Directions:
In the worked solution below, which rule is used to differentiate F_Y(y)?

Supplied passage:
Answer
a) $\color{blue}{F'_Y(y) =\dfrac{e^{-y}}{(1+e^{-y})^2} \gt 0,\ -\infty\lt y\lt\infty},$ so $F_Y(y)$ is increasing on $-\infty\lt y\lt\infty$.
b) $\color{blue}{\lim\limits_{y\ \to\ -\infty}\ F_Y(y)= \dfrac{1}{\infty} = 0}$.
c) $\color{blue}{\lim\limits_{y\ \to\ \infty}\ F_Y(y)= \dfrac{1}{1+0} = 1}$.
d) $\color{blue}{f_Y(y) = \dfrac{e^{-y}}{(1+e^{-y})^2},\ -\infty\lt y\lt \infty}.$
Work Step by Step
a) $\underline{F_Y(y)\ \text{is increasing}}$
Observe that $\dfrac{dF_Y(y)}{dy} = \dfrac{d}{dy}\left(\dfrac{1}{1+e^{-y}}\right) $ $= \dfrac{d}{dy}(1+e^{-y})^{-1} = -(1+e^{-y})^{-2}(-e^{-y})$ $= \dfrac{e^{-y}}{(1+e^{-y})^2} \gt 0,\ y\in \mathbb{R},$ where we have used the Chain Rule to differentiate.

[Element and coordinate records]
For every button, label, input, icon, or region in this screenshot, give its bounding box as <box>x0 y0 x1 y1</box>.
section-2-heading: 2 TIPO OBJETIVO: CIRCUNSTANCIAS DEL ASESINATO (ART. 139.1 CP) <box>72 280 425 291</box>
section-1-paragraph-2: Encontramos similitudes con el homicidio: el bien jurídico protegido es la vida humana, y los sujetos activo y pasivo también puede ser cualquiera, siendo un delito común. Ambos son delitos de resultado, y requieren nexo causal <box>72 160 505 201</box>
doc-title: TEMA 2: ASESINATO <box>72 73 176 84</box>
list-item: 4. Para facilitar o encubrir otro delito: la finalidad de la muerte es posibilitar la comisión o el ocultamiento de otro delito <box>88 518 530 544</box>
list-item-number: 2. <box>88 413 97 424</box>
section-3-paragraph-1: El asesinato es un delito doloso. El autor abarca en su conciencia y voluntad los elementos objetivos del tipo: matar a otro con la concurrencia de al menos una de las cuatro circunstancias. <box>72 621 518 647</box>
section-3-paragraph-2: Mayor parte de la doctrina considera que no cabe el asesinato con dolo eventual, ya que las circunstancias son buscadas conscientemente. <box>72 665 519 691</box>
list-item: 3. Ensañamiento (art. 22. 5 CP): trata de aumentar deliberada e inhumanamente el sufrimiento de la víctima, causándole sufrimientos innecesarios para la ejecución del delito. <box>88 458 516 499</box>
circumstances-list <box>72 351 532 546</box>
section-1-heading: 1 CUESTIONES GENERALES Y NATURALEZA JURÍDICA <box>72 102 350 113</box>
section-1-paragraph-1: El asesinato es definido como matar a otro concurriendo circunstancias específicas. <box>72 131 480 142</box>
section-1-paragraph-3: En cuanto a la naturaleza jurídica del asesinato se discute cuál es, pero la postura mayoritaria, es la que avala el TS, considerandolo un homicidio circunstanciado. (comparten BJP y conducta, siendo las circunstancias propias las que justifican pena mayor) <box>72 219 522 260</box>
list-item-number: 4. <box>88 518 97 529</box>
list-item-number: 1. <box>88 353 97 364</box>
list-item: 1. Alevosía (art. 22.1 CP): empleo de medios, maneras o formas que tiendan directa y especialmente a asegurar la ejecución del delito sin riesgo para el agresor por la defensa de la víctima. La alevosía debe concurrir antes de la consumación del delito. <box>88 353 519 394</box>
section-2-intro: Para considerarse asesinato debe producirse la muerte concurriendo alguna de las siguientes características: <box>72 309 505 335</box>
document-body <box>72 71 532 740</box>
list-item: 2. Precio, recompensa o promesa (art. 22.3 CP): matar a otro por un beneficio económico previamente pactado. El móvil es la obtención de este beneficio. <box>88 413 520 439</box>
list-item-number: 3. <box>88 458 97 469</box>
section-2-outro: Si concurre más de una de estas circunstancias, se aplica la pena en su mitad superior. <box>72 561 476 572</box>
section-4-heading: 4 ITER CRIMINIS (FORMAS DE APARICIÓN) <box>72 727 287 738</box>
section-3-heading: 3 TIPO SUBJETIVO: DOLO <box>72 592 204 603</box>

Response for this exercise:
The Chain Rule.